Exercise details
Go through the entries below and write each one out exactly.

•••

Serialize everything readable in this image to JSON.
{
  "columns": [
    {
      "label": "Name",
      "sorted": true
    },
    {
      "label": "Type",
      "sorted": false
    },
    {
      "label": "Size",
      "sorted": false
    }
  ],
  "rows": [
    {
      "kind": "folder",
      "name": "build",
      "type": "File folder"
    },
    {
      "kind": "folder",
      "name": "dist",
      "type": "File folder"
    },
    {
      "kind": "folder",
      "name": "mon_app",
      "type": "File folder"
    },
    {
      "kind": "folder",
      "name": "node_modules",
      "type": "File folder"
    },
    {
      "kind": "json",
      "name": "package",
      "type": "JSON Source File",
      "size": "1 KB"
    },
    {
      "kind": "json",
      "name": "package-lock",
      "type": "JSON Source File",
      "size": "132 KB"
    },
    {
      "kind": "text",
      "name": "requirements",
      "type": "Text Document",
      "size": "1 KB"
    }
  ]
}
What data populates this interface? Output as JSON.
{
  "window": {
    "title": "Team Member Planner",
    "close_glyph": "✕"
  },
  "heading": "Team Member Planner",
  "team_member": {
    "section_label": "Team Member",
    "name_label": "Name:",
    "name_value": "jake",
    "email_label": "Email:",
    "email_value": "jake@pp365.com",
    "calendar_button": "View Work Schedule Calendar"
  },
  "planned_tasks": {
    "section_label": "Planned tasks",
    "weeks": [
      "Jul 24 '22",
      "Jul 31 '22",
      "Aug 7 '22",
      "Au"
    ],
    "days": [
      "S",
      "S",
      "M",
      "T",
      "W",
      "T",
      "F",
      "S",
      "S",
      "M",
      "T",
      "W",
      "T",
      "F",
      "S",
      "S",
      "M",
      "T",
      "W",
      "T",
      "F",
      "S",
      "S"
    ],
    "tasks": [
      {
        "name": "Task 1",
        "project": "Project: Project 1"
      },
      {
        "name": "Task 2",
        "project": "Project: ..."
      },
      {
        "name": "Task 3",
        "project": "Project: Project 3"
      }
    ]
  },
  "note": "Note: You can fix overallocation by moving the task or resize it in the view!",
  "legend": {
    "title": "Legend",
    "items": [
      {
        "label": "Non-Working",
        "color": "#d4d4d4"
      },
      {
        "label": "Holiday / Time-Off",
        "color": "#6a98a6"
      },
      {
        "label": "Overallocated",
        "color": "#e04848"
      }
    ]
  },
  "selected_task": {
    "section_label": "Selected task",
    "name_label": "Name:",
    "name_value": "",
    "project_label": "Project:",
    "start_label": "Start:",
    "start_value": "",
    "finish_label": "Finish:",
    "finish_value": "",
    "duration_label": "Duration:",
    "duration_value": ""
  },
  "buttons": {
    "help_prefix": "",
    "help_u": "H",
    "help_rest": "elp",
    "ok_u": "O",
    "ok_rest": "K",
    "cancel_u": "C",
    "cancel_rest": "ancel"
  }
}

•••

Final answer
Serialize everything readable in this image to JSON.
{
  "columns": [
    {
      "label": "Name",
      "sorted": true
    },
    {
      "label": "Type",
      "sorted": false
    },
    {
      "label": "Size",
      "sorted": false
    }
  ],
  "rows": [
    {
      "kind": "folder",
      "name": "build",
      "type": "File folder"
    },
    {
      "kind": "folder",
      "name": "dist",
      "type": "File folder"
    },
    {
      "kind": "folder",
      "name": "mon_app",
      "type": "File folder"
    },
    {
      "kind": "folder",
      "name": "node_modules",
      "type": "File folder"
    },
    {
      "kind": "json",
      "name": "package",
      "type": "JSON Source File",
      "size": "1 KB"
    },
    {
      "kind": "json",
      "name": "package-lock",
      "type": "JSON Source File",
      "size": "132 KB"
    },
    {
      "kind": "text",
      "name": "requirements",
      "type": "Text Document",
      "size": "1 KB"
    }
  ]
}
What data populates this interface? Output as JSON.
{
  "window": {
    "title": "Team Member Planner",
    "close_glyph": "✕"
  },
  "heading": "Team Member Planner",
  "team_member": {
    "section_label": "Team Member",
    "name_label": "Name:",
    "name_value": "jake",
    "email_label": "Email:",
    "email_value": "jake@pp365.com",
    "calendar_button": "View Work Schedule Calendar"
  },
  "planned_tasks": {
    "section_label": "Planned tasks",
    "weeks": [
      "Jul 24 '22",
      "Jul 31 '22",
      "Aug 7 '22",
      "Au"
    ],
    "days": [
      "S",
      "S",
      "M",
      "T",
      "W",
      "T",
      "F",
      "S",
      "S",
      "M",
      "T",
      "W",
      "T",
      "F",
      "S",
      "S",
      "M",
      "T",
      "W",
      "T",
      "F",
      "S",
      "S"
    ],
    "tasks": [
      {
        "name": "Task 1",
        "project": "Project: Project 1"
      },
      {
        "name": "Task 2",
        "project": "Project: ..."
      },
      {
        "name": "Task 3",
        "project": "Project: Project 3"
      }
    ]
  },
  "note": "Note: You can fix overallocation by moving the task or resize it in the view!",
  "legend": {
    "title": "Legend",
    "items": [
      {
        "label": "Non-Working",
        "color": "#d4d4d4"
      },
      {
        "label": "Holiday / Time-Off",
        "color": "#6a98a6"
      },
      {
        "label": "Overallocated",
        "color": "#e04848"
      }
    ]
  },
  "selected_task": {
    "section_label": "Selected task",
    "name_label": "Name:",
    "name_value": "",
    "project_label": "Project:",
    "start_label": "Start:",
    "start_value": "",
    "finish_label": "Finish:",
    "finish_value": "",
    "duration_label": "Duration:",
    "duration_value": ""
  },
  "buttons": {
    "help_prefix": "",
    "help_u": "H",
    "help_rest": "elp",
    "ok_u": "O",
    "ok_rest": "K",
    "cancel_u": "C",
    "cancel_rest": "ancel"
  }
}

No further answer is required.